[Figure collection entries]
----

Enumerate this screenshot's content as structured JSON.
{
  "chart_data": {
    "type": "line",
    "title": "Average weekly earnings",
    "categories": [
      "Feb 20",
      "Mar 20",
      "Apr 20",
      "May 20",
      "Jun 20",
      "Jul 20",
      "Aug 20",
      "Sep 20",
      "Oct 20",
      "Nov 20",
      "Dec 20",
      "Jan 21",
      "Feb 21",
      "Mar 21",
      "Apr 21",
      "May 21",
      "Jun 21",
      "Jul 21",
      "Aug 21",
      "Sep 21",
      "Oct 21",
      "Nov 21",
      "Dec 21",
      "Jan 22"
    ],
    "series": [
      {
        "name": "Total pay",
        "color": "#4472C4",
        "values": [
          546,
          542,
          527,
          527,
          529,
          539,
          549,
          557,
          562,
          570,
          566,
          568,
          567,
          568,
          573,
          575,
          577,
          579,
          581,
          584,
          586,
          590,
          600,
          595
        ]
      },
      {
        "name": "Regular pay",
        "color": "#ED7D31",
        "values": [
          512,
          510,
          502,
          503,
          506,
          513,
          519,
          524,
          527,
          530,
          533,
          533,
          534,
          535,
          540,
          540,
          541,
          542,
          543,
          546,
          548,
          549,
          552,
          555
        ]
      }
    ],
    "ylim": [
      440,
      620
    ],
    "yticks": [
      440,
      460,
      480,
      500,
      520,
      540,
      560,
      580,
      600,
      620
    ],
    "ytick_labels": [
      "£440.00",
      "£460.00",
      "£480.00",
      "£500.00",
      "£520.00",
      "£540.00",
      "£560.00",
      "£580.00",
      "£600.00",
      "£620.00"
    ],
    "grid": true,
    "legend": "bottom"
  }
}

----

▶ **EXERCISE TASK**: Repeat each record exactly. Omit nothing.

▶ **FULL OUTPUT**:
Enumerate this screenshot's content as structured JSON.
{
  "chart_data": {
    "type": "line",
    "title": "Average weekly earnings",
    "categories": [
      "Feb 20",
      "Mar 20",
      "Apr 20",
      "May 20",
      "Jun 20",
      "Jul 20",
      "Aug 20",
      "Sep 20",
      "Oct 20",
      "Nov 20",
      "Dec 20",
      "Jan 21",
      "Feb 21",
      "Mar 21",
      "Apr 21",
      "May 21",
      "Jun 21",
      "Jul 21",
      "Aug 21",
      "Sep 21",
      "Oct 21",
      "Nov 21",
      "Dec 21",
      "Jan 22"
    ],
    "series": [
      {
        "name": "Total pay",
        "color": "#4472C4",
        "values": [
          546,
          542,
          527,
          527,
          529,
          539,
          549,
          557,
          562,
          570,
          566,
          568,
          567,
          568,
          573,
          575,
          577,
          579,
          581,
          584,
          586,
          590,
          600,
          595
        ]
      },
      {
        "name": "Regular pay",
        "color": "#ED7D31",
        "values": [
          512,
          510,
          502,
          503,
          506,
          513,
          519,
          524,
          527,
          530,
          533,
          533,
          534,
          535,
          540,
          540,
          541,
          542,
          543,
          546,
          548,
          549,
          552,
          555
        ]
      }
    ],
    "ylim": [
      440,
      620
    ],
    "yticks": [
      440,
      460,
      480,
      500,
      520,
      540,
      560,
      580,
      600,
      620
    ],
    "ytick_labels": [
      "£440.00",
      "£460.00",
      "£480.00",
      "£500.00",
      "£520.00",
      "£540.00",
      "£560.00",
      "£580.00",
      "£600.00",
      "£620.00"
    ],
    "grid": true,
    "legend": "bottom"
  }
}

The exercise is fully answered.